Find the word "this" in the records below. List each line containing it.

[Rows from a figure dataset]
+===+
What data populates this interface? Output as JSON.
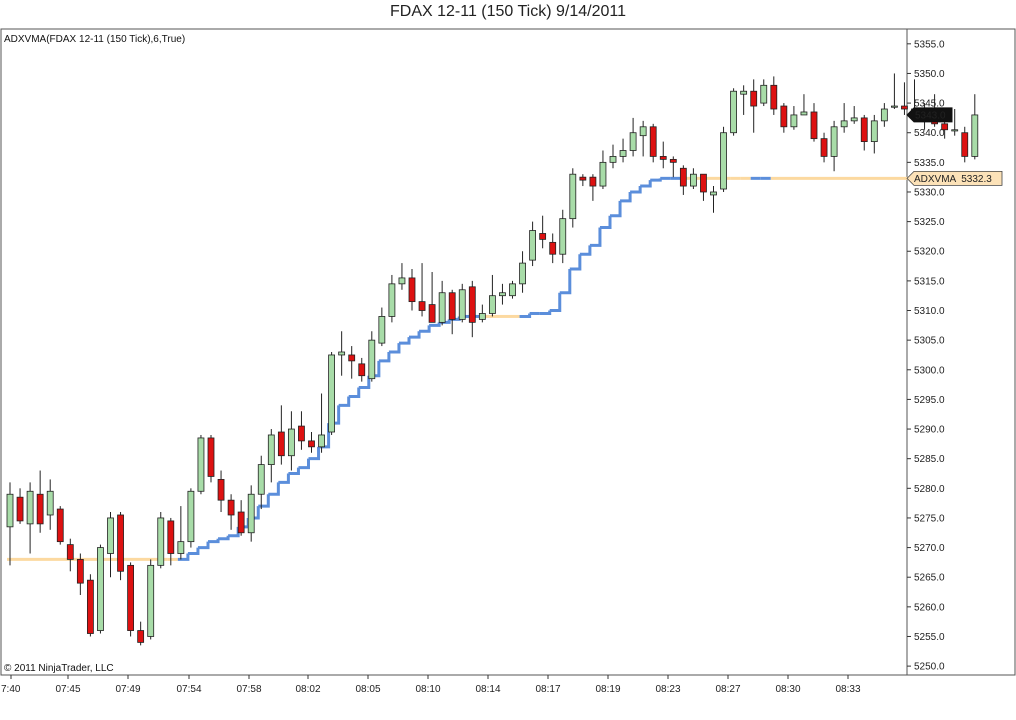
{
  "chart_data": {
    "type": "candlestick",
    "title": "FDAX 12-11 (150 Tick)  9/14/2011",
    "indicator_label": "ADXVMA(FDAX 12-11 (150 Tick),6,True)",
    "copyright": "© 2011 NinjaTrader, LLC",
    "ylim": [
      5248.5,
      5357.5
    ],
    "y_ticks": [
      "5355.0",
      "5350.0",
      "5345.0",
      "5340.0",
      "5335.0",
      "5330.0",
      "5325.0",
      "5320.0",
      "5315.0",
      "5310.0",
      "5305.0",
      "5300.0",
      "5295.0",
      "5290.0",
      "5285.0",
      "5280.0",
      "5275.0",
      "5270.0",
      "5265.0",
      "5260.0",
      "5255.0",
      "5250.0"
    ],
    "x_tick_labels": [
      "7:40",
      "07:45",
      "07:49",
      "07:54",
      "07:58",
      "08:02",
      "08:05",
      "08:10",
      "08:14",
      "08:17",
      "08:19",
      "08:23",
      "08:27",
      "08:30",
      "08:33"
    ],
    "bar_count": 100,
    "candles": [
      [
        5273.5,
        5279,
        5281,
        5267
      ],
      [
        5278.5,
        5274.5,
        5280,
        5274
      ],
      [
        5274,
        5279.5,
        5281,
        5269
      ],
      [
        5279,
        5274,
        5283,
        5272.5
      ],
      [
        5275.5,
        5279.5,
        5281.5,
        5273
      ],
      [
        5276.5,
        5271,
        5277,
        5270.5
      ],
      [
        5270.5,
        5268,
        5271.5,
        5266
      ],
      [
        5268,
        5264,
        5269,
        5262
      ],
      [
        5264.5,
        5255.5,
        5265.5,
        5255
      ],
      [
        5256,
        5270,
        5270.5,
        5255.5
      ],
      [
        5269,
        5275,
        5276,
        5265
      ],
      [
        5275.5,
        5266,
        5276,
        5264.5
      ],
      [
        5267,
        5256,
        5267.5,
        5255
      ],
      [
        5256,
        5254,
        5257.5,
        5253.5
      ],
      [
        5255,
        5267,
        5268,
        5254.5
      ],
      [
        5267,
        5275,
        5276,
        5266.5
      ],
      [
        5274.5,
        5269,
        5275,
        5267
      ],
      [
        5269,
        5271,
        5277,
        5268
      ],
      [
        5271,
        5279.5,
        5280,
        5270
      ],
      [
        5279.5,
        5288.5,
        5289,
        5279
      ],
      [
        5288.5,
        5282,
        5289,
        5281
      ],
      [
        5281.5,
        5278,
        5283,
        5276
      ],
      [
        5278,
        5275.5,
        5279,
        5273
      ],
      [
        5276,
        5272.5,
        5278,
        5272
      ],
      [
        5272.5,
        5279,
        5280.5,
        5271
      ],
      [
        5279,
        5284,
        5285.5,
        5276.5
      ],
      [
        5284,
        5289,
        5290,
        5281
      ],
      [
        5289.5,
        5285.5,
        5294,
        5284
      ],
      [
        5285.5,
        5290,
        5293,
        5283
      ],
      [
        5290.5,
        5288,
        5293,
        5286.5
      ],
      [
        5288,
        5287,
        5289.5,
        5286
      ],
      [
        5287,
        5289,
        5296,
        5286
      ],
      [
        5289.5,
        5302.5,
        5303,
        5289
      ],
      [
        5302.5,
        5303,
        5306.5,
        5299
      ],
      [
        5302.5,
        5301.5,
        5304,
        5298.5
      ],
      [
        5301,
        5299,
        5302,
        5298
      ],
      [
        5298.5,
        5305,
        5306.5,
        5298
      ],
      [
        5304.5,
        5309,
        5310.5,
        5304
      ],
      [
        5309,
        5314.5,
        5316,
        5308
      ],
      [
        5314.5,
        5315.5,
        5318,
        5313.5
      ],
      [
        5315.5,
        5311.5,
        5317,
        5310
      ],
      [
        5311.5,
        5310,
        5318,
        5309
      ],
      [
        5311,
        5308,
        5316.5,
        5308
      ],
      [
        5308,
        5313,
        5315,
        5307.5
      ],
      [
        5313,
        5308.5,
        5313.5,
        5306
      ],
      [
        5308.5,
        5313.5,
        5314.5,
        5308
      ],
      [
        5314,
        5308,
        5315,
        5305.5
      ],
      [
        5308.5,
        5309.5,
        5311,
        5308
      ],
      [
        5309.5,
        5312.5,
        5316,
        5309
      ],
      [
        5312.5,
        5313,
        5314.5,
        5311
      ],
      [
        5312.5,
        5314.5,
        5315,
        5312
      ],
      [
        5314.5,
        5318,
        5320,
        5313
      ],
      [
        5318.5,
        5323.5,
        5325,
        5317.5
      ],
      [
        5323,
        5322,
        5326,
        5320.5
      ],
      [
        5321.5,
        5319.5,
        5323,
        5318
      ],
      [
        5319.5,
        5325.5,
        5327,
        5318
      ],
      [
        5325.5,
        5333,
        5334,
        5324
      ],
      [
        5332.5,
        5332,
        5333,
        5331
      ],
      [
        5332.5,
        5331,
        5333,
        5328.5
      ],
      [
        5331,
        5335,
        5337,
        5330.5
      ],
      [
        5335,
        5336,
        5338,
        5334
      ],
      [
        5336,
        5337,
        5339,
        5335
      ],
      [
        5337,
        5340,
        5342.5,
        5336
      ],
      [
        5339.5,
        5341,
        5342,
        5336
      ],
      [
        5341,
        5336,
        5341.5,
        5335
      ],
      [
        5336,
        5335.5,
        5338.5,
        5334
      ],
      [
        5335.5,
        5335,
        5336,
        5332.5
      ],
      [
        5334,
        5331,
        5334.5,
        5329.5
      ],
      [
        5331,
        5333,
        5334,
        5330.5
      ],
      [
        5333,
        5330,
        5333,
        5328.5
      ],
      [
        5329.5,
        5330,
        5331,
        5326.5
      ],
      [
        5330.5,
        5340,
        5341,
        5330
      ],
      [
        5340,
        5347,
        5347.5,
        5339.5
      ],
      [
        5346.5,
        5347,
        5348,
        5343
      ],
      [
        5347,
        5344.5,
        5349,
        5340
      ],
      [
        5345,
        5348,
        5349,
        5344.5
      ],
      [
        5348,
        5344,
        5349.5,
        5343
      ],
      [
        5344.5,
        5341,
        5345,
        5340
      ],
      [
        5341,
        5343,
        5344.5,
        5340.5
      ],
      [
        5343,
        5343.5,
        5346.5,
        5343
      ],
      [
        5343.5,
        5339,
        5345,
        5338.5
      ],
      [
        5339,
        5336,
        5340,
        5335
      ],
      [
        5336,
        5341,
        5342,
        5333.5
      ],
      [
        5341,
        5342,
        5345,
        5340
      ],
      [
        5342,
        5342.5,
        5344.5,
        5341.5
      ],
      [
        5342.5,
        5338.5,
        5343,
        5337
      ],
      [
        5338.5,
        5342,
        5343,
        5336.5
      ],
      [
        5342,
        5344,
        5345,
        5341
      ],
      [
        5344.5,
        5344.5,
        5350,
        5344
      ],
      [
        5344.5,
        5344,
        5348.5,
        5343
      ],
      [
        5344,
        5343,
        5349,
        5342
      ],
      [
        5343,
        5342,
        5345,
        5340.5
      ],
      [
        5342,
        5341.5,
        5346.5,
        5341
      ],
      [
        5341.5,
        5340.5,
        5343,
        5339
      ],
      [
        5340.5,
        5340.5,
        5344,
        5339.5
      ],
      [
        5340,
        5336,
        5341,
        5335
      ],
      [
        5336,
        5343,
        5346.5,
        5335.5
      ]
    ],
    "adxvma": [
      [
        0,
        5268,
        "flat"
      ],
      [
        16,
        5268,
        "flat"
      ],
      [
        17,
        5268,
        "up"
      ],
      [
        18,
        5269,
        "up"
      ],
      [
        19,
        5270,
        "up"
      ],
      [
        20,
        5271,
        "up"
      ],
      [
        21,
        5271.5,
        "up"
      ],
      [
        22,
        5272,
        "up"
      ],
      [
        23,
        5273.5,
        "up"
      ],
      [
        24,
        5275,
        "up"
      ],
      [
        25,
        5277,
        "up"
      ],
      [
        26,
        5279,
        "up"
      ],
      [
        27,
        5281,
        "up"
      ],
      [
        28,
        5282.5,
        "up"
      ],
      [
        29,
        5283.5,
        "up"
      ],
      [
        30,
        5285,
        "up"
      ],
      [
        31,
        5287,
        "up"
      ],
      [
        32,
        5291,
        "up"
      ],
      [
        33,
        5294,
        "up"
      ],
      [
        34,
        5295.5,
        "up"
      ],
      [
        35,
        5297,
        "up"
      ],
      [
        36,
        5299,
        "up"
      ],
      [
        37,
        5301.5,
        "up"
      ],
      [
        38,
        5303,
        "up"
      ],
      [
        39,
        5304.5,
        "up"
      ],
      [
        40,
        5305.5,
        "up"
      ],
      [
        41,
        5306.5,
        "up"
      ],
      [
        42,
        5307.5,
        "up"
      ],
      [
        43,
        5308,
        "up"
      ],
      [
        44,
        5308.5,
        "up"
      ],
      [
        45,
        5309,
        "up"
      ],
      [
        46,
        5309,
        "up"
      ],
      [
        47,
        5309,
        "flat"
      ],
      [
        48,
        5309,
        "flat"
      ],
      [
        49,
        5309,
        "flat"
      ],
      [
        50,
        5309,
        "flat"
      ],
      [
        51,
        5309,
        "up"
      ],
      [
        52,
        5309.5,
        "up"
      ],
      [
        53,
        5309.5,
        "up"
      ],
      [
        54,
        5310,
        "up"
      ],
      [
        55,
        5313,
        "up"
      ],
      [
        56,
        5317,
        "up"
      ],
      [
        57,
        5319.5,
        "up"
      ],
      [
        58,
        5321,
        "up"
      ],
      [
        59,
        5324,
        "up"
      ],
      [
        60,
        5326,
        "up"
      ],
      [
        61,
        5328.5,
        "up"
      ],
      [
        62,
        5330,
        "up"
      ],
      [
        63,
        5331,
        "up"
      ],
      [
        64,
        5332,
        "up"
      ],
      [
        65,
        5332.3,
        "up"
      ],
      [
        66,
        5332.3,
        "up"
      ],
      [
        67,
        5332.3,
        "flat"
      ],
      [
        68,
        5332.3,
        "flat"
      ],
      [
        69,
        5332.3,
        "flat"
      ],
      [
        70,
        5332.3,
        "flat"
      ],
      [
        71,
        5332.3,
        "flat"
      ],
      [
        72,
        5332.3,
        "flat"
      ],
      [
        73,
        5332.3,
        "flat"
      ],
      [
        74,
        5332.3,
        "up"
      ],
      [
        75,
        5332.3,
        "up"
      ],
      [
        76,
        5332.3,
        "flat"
      ],
      [
        99,
        5332.3,
        "flat"
      ]
    ],
    "last_price": {
      "label": "5343.0",
      "value": 5343.0
    },
    "adxvma_tag": {
      "label": "ADXVMA  5332.3",
      "value": 5332.3
    },
    "colors": {
      "up_body": "#a8dca8",
      "down_body": "#dd1111",
      "wick": "#222222",
      "flat_line": "#fcd9a0",
      "up_line": "#5b8edb",
      "down_line": "#d32f2f"
    },
    "grid": false
  }
}
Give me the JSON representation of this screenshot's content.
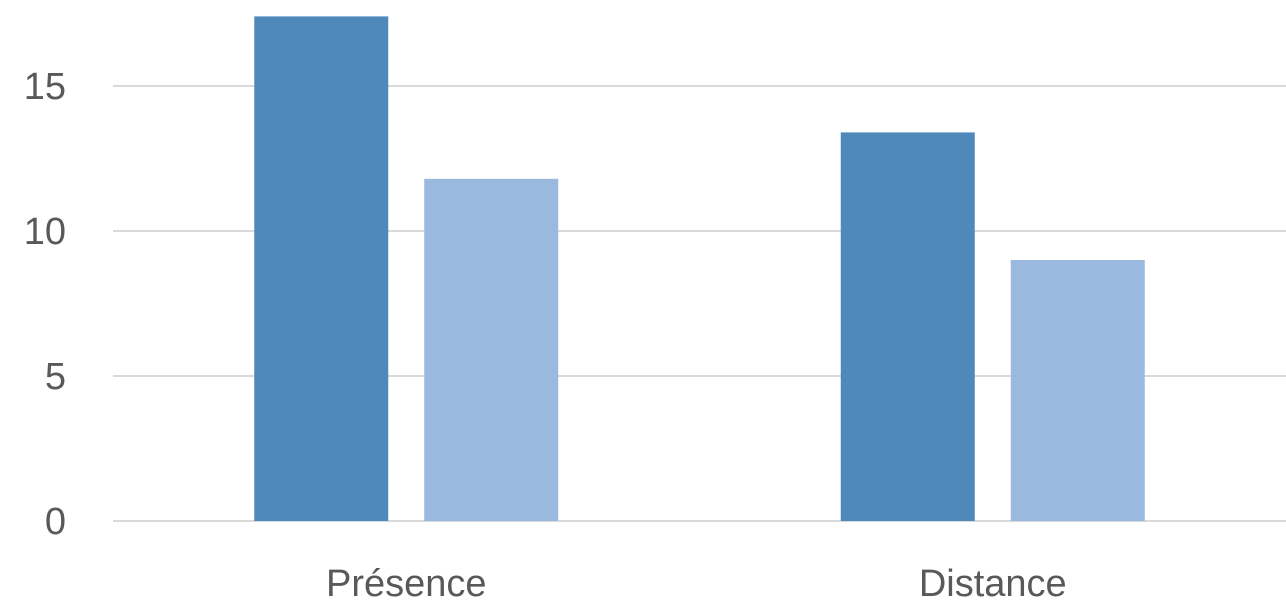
{
  "chart_data": {
    "type": "bar",
    "categories": [
      "Présence",
      "Distance"
    ],
    "series": [
      {
        "values": [
          17.4,
          13.4
        ],
        "color": "#4f89bc"
      },
      {
        "values": [
          11.8,
          9.0
        ],
        "color": "#99b9df"
      }
    ],
    "ylim": [
      0,
      17.5
    ],
    "yticks": [
      "0",
      "5",
      "10",
      "15"
    ],
    "ytick_values": [
      0,
      5,
      10,
      15
    ],
    "grid": true,
    "legend": "none"
  }
}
+===+
### Complete answer
What data populates this interface? Output as JSON.
Give me the JSON representation of this screenshot's content.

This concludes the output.